#### Task brief
Give back the full listing verbatim, apart from its images.

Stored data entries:
▬▬▬

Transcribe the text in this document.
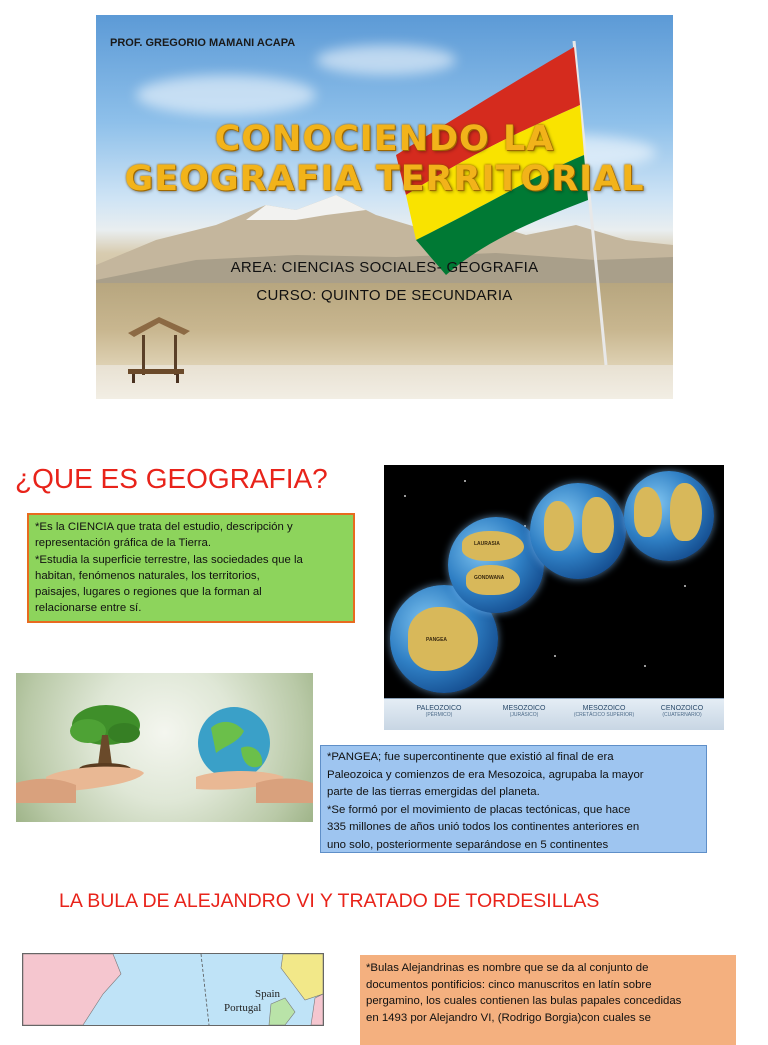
PROF. GREGORIO MAMANI ACAPA
CONOCIENDO LA
GEOGRAFIA TERRITORIAL
AREA: CIENCIAS SOCIALES- GEOGRAFIA
CURSO: QUINTO DE SECUNDARIA
¿QUE ES GEOGRAFIA?
*Es la CIENCIA que trata del estudio, descripción y
representación gráfica de la Tierra.
*Estudia la superficie terrestre, las sociedades que la
habitan, fenómenos naturales, los territorios,
paisajes, lugares o regiones que la forman al
relacionarse entre sí.
PANGEA
LAURASIA
GONDWANA
PALEOZOICO
(PÉRMICO)
MESOZOICO
(JURÁSICO)
MESOZOICO
(CRETÁCICO SUPERIOR)
CENOZOICO
(CUATERNARIO)
*PANGEA; fue supercontinente que existió al final de era
Paleozoica y comienzos de era Mesozoica, agrupaba la mayor
parte de las tierras emergidas del planeta.
*Se formó por el movimiento de placas tectónicas, que hace
335 millones de años unió todos los continentes anteriores en
uno solo, posteriormente separándose en 5 continentes
LA BULA DE ALEJANDRO VI Y TRATADO DE TORDESILLAS
Spain
Portugal
*Bulas Alejandrinas es nombre que se da al conjunto de
documentos pontificios: cinco manuscritos en latín sobre
pergamino, los cuales contienen las bulas papales concedidas
en 1493 por Alejandro VI, (Rodrigo Borgia)con cuales se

▬▬▬

#### Exercise solution
Transcribe the text in this document.
PROF. GREGORIO MAMANI ACAPA
CONOCIENDO LA
GEOGRAFIA TERRITORIAL
AREA: CIENCIAS SOCIALES- GEOGRAFIA
CURSO: QUINTO DE SECUNDARIA
¿QUE ES GEOGRAFIA?
*Es la CIENCIA que trata del estudio, descripción y
representación gráfica de la Tierra.
*Estudia la superficie terrestre, las sociedades que la
habitan, fenómenos naturales, los territorios,
paisajes, lugares o regiones que la forman al
relacionarse entre sí.
PANGEA
LAURASIA
GONDWANA
PALEOZOICO
(PÉRMICO)
MESOZOICO
(JURÁSICO)
MESOZOICO
(CRETÁCICO SUPERIOR)
CENOZOICO
(CUATERNARIO)
*PANGEA; fue supercontinente que existió al final de era
Paleozoica y comienzos de era Mesozoica, agrupaba la mayor
parte de las tierras emergidas del planeta.
*Se formó por el movimiento de placas tectónicas, que hace
335 millones de años unió todos los continentes anteriores en
uno solo, posteriormente separándose en 5 continentes
LA BULA DE ALEJANDRO VI Y TRATADO DE TORDESILLAS
Spain
Portugal
*Bulas Alejandrinas es nombre que se da al conjunto de
documentos pontificios: cinco manuscritos en latín sobre
pergamino, los cuales contienen las bulas papales concedidas
en 1493 por Alejandro VI, (Rodrigo Borgia)con cuales se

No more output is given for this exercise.